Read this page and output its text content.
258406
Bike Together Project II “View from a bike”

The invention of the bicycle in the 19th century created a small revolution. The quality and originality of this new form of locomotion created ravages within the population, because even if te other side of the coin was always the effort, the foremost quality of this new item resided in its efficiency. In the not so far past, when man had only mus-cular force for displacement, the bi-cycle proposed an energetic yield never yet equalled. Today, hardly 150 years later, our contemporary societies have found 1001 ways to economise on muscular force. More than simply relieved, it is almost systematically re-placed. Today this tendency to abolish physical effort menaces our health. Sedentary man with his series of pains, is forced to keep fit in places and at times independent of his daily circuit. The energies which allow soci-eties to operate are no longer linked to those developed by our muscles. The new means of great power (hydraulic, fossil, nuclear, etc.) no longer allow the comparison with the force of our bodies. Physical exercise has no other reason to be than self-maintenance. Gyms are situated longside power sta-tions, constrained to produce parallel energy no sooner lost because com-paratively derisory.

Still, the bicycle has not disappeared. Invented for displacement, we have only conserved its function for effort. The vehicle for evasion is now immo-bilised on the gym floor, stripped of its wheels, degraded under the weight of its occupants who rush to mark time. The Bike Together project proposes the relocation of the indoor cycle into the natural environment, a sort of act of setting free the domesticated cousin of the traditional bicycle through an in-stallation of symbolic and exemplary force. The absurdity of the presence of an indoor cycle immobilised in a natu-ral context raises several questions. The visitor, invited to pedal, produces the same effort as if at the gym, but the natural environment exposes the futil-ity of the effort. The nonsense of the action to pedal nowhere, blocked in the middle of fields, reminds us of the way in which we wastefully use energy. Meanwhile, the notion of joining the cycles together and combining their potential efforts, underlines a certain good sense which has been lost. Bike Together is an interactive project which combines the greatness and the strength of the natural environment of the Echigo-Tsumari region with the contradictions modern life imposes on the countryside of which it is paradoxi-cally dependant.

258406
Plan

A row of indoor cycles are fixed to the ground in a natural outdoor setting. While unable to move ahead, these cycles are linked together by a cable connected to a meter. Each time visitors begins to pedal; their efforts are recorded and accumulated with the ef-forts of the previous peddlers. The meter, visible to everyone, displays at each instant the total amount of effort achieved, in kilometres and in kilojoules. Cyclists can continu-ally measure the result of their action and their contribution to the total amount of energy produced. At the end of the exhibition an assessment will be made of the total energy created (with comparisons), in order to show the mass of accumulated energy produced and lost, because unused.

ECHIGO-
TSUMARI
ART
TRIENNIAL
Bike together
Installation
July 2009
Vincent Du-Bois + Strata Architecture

§ §

Problem to solve → Exactly as written above, please repeat the entries.

Exercise response →
Read this page and output its text content.
258406
Bike Together Project II “View from a bike”

The invention of the bicycle in the 19th century created a small revolution. The quality and originality of this new form of locomotion created ravages within the population, because even if te other side of the coin was always the effort, the foremost quality of this new item resided in its efficiency. In the not so far past, when man had only mus-cular force for displacement, the bi-cycle proposed an energetic yield never yet equalled. Today, hardly 150 years later, our contemporary societies have found 1001 ways to economise on muscular force. More than simply relieved, it is almost systematically re-placed. Today this tendency to abolish physical effort menaces our health. Sedentary man with his series of pains, is forced to keep fit in places and at times independent of his daily circuit. The energies which allow soci-eties to operate are no longer linked to those developed by our muscles. The new means of great power (hydraulic, fossil, nuclear, etc.) no longer allow the comparison with the force of our bodies. Physical exercise has no other reason to be than self-maintenance. Gyms are situated longside power sta-tions, constrained to produce parallel energy no sooner lost because com-paratively derisory.

Still, the bicycle has not disappeared. Invented for displacement, we have only conserved its function for effort. The vehicle for evasion is now immo-bilised on the gym floor, stripped of its wheels, degraded under the weight of its occupants who rush to mark time. The Bike Together project proposes the relocation of the indoor cycle into the natural environment, a sort of act of setting free the domesticated cousin of the traditional bicycle through an in-stallation of symbolic and exemplary force. The absurdity of the presence of an indoor cycle immobilised in a natu-ral context raises several questions. The visitor, invited to pedal, produces the same effort as if at the gym, but the natural environment exposes the futil-ity of the effort. The nonsense of the action to pedal nowhere, blocked in the middle of fields, reminds us of the way in which we wastefully use energy. Meanwhile, the notion of joining the cycles together and combining their potential efforts, underlines a certain good sense which has been lost. Bike Together is an interactive project which combines the greatness and the strength of the natural environment of the Echigo-Tsumari region with the contradictions modern life imposes on the countryside of which it is paradoxi-cally dependant.

258406
Plan

A row of indoor cycles are fixed to the ground in a natural outdoor setting. While unable to move ahead, these cycles are linked together by a cable connected to a meter. Each time visitors begins to pedal; their efforts are recorded and accumulated with the ef-forts of the previous peddlers. The meter, visible to everyone, displays at each instant the total amount of effort achieved, in kilometres and in kilojoules. Cyclists can continu-ally measure the result of their action and their contribution to the total amount of energy produced. At the end of the exhibition an assessment will be made of the total energy created (with comparisons), in order to show the mass of accumulated energy produced and lost, because unused.

ECHIGO-
TSUMARI
ART
TRIENNIAL
Bike together
Installation
July 2009
Vincent Du-Bois + Strata Architecture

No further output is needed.